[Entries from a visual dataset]

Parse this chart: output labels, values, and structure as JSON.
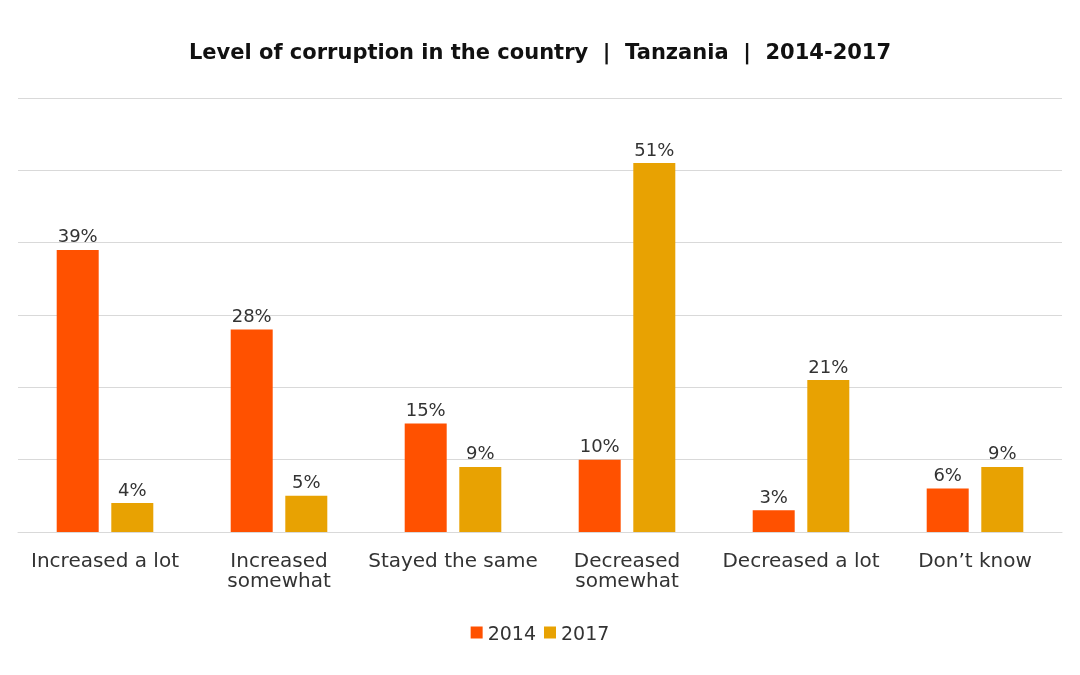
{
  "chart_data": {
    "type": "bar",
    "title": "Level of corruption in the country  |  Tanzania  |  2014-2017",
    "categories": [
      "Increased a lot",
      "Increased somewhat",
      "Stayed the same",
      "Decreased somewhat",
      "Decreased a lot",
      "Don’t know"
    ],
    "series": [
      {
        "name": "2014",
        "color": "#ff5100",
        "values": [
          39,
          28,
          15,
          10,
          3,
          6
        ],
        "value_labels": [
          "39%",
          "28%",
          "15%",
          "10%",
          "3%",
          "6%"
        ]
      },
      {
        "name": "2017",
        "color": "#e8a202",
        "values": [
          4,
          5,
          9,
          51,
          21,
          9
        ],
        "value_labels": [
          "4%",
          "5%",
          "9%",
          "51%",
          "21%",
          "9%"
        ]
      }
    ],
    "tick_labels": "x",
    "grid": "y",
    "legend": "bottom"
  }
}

■ AIM:
Each entry must be retyped word for word, with every image omitted.

■ THE ANSWER:
Parse this chart: output labels, values, and structure as JSON.
{
  "chart_data": {
    "type": "bar",
    "title": "Level of corruption in the country  |  Tanzania  |  2014-2017",
    "categories": [
      "Increased a lot",
      "Increased somewhat",
      "Stayed the same",
      "Decreased somewhat",
      "Decreased a lot",
      "Don’t know"
    ],
    "series": [
      {
        "name": "2014",
        "color": "#ff5100",
        "values": [
          39,
          28,
          15,
          10,
          3,
          6
        ],
        "value_labels": [
          "39%",
          "28%",
          "15%",
          "10%",
          "3%",
          "6%"
        ]
      },
      {
        "name": "2017",
        "color": "#e8a202",
        "values": [
          4,
          5,
          9,
          51,
          21,
          9
        ],
        "value_labels": [
          "4%",
          "5%",
          "9%",
          "51%",
          "21%",
          "9%"
        ]
      }
    ],
    "tick_labels": "x",
    "grid": "y",
    "legend": "bottom"
  }
}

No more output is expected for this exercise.